GIVEN REQUEST:
Copy all of the material exactly. Pictures are not to appear in the copy.

━━ MATERIAL TO PROCESS ━━

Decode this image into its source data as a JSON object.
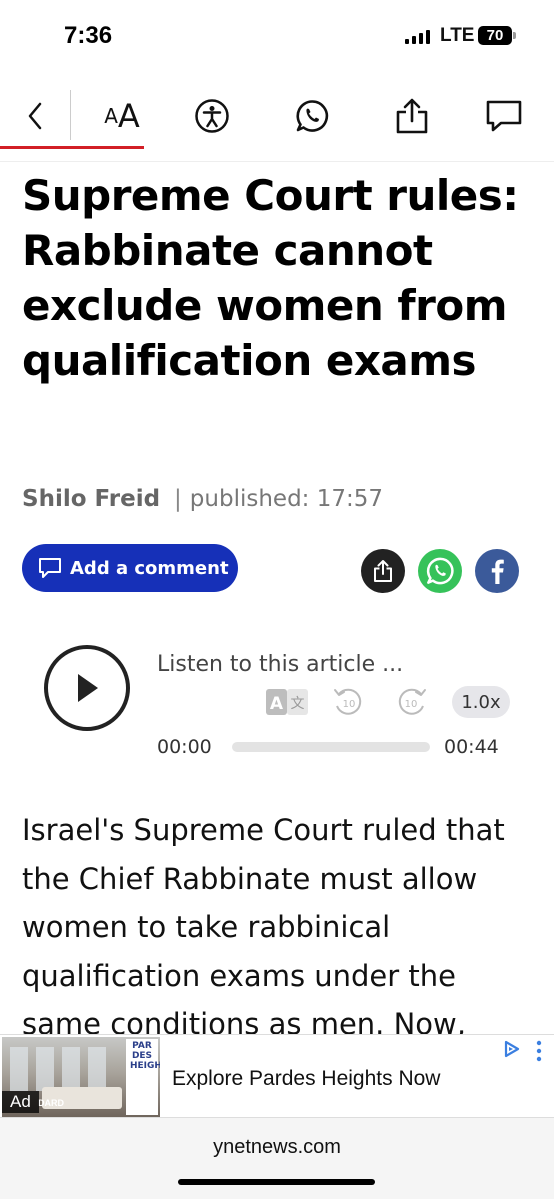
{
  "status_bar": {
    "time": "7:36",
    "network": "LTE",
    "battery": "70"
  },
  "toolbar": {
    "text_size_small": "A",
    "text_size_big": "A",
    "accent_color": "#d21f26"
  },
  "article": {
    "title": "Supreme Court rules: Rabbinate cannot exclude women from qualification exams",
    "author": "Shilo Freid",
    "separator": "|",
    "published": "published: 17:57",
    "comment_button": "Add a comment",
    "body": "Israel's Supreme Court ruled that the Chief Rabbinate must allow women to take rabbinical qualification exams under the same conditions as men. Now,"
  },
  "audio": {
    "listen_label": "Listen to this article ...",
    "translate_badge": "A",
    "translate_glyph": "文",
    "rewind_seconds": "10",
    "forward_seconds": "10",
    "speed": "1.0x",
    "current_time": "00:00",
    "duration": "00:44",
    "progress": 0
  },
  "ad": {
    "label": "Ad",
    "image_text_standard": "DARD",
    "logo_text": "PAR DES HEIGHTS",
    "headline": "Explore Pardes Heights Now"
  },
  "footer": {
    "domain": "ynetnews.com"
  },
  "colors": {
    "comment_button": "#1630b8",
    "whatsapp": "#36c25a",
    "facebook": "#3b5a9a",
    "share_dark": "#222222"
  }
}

━━━

PROBLEM SOLUTION:
Decode this image into its source data as a JSON object.
{
  "status_bar": {
    "time": "7:36",
    "network": "LTE",
    "battery": "70"
  },
  "toolbar": {
    "text_size_small": "A",
    "text_size_big": "A",
    "accent_color": "#d21f26"
  },
  "article": {
    "title": "Supreme Court rules: Rabbinate cannot exclude women from qualification exams",
    "author": "Shilo Freid",
    "separator": "|",
    "published": "published: 17:57",
    "comment_button": "Add a comment",
    "body": "Israel's Supreme Court ruled that the Chief Rabbinate must allow women to take rabbinical qualification exams under the same conditions as men. Now,"
  },
  "audio": {
    "listen_label": "Listen to this article ...",
    "translate_badge": "A",
    "translate_glyph": "文",
    "rewind_seconds": "10",
    "forward_seconds": "10",
    "speed": "1.0x",
    "current_time": "00:00",
    "duration": "00:44",
    "progress": 0
  },
  "ad": {
    "label": "Ad",
    "image_text_standard": "DARD",
    "logo_text": "PAR DES HEIGHTS",
    "headline": "Explore Pardes Heights Now"
  },
  "footer": {
    "domain": "ynetnews.com"
  },
  "colors": {
    "comment_button": "#1630b8",
    "whatsapp": "#36c25a",
    "facebook": "#3b5a9a",
    "share_dark": "#222222"
  }
}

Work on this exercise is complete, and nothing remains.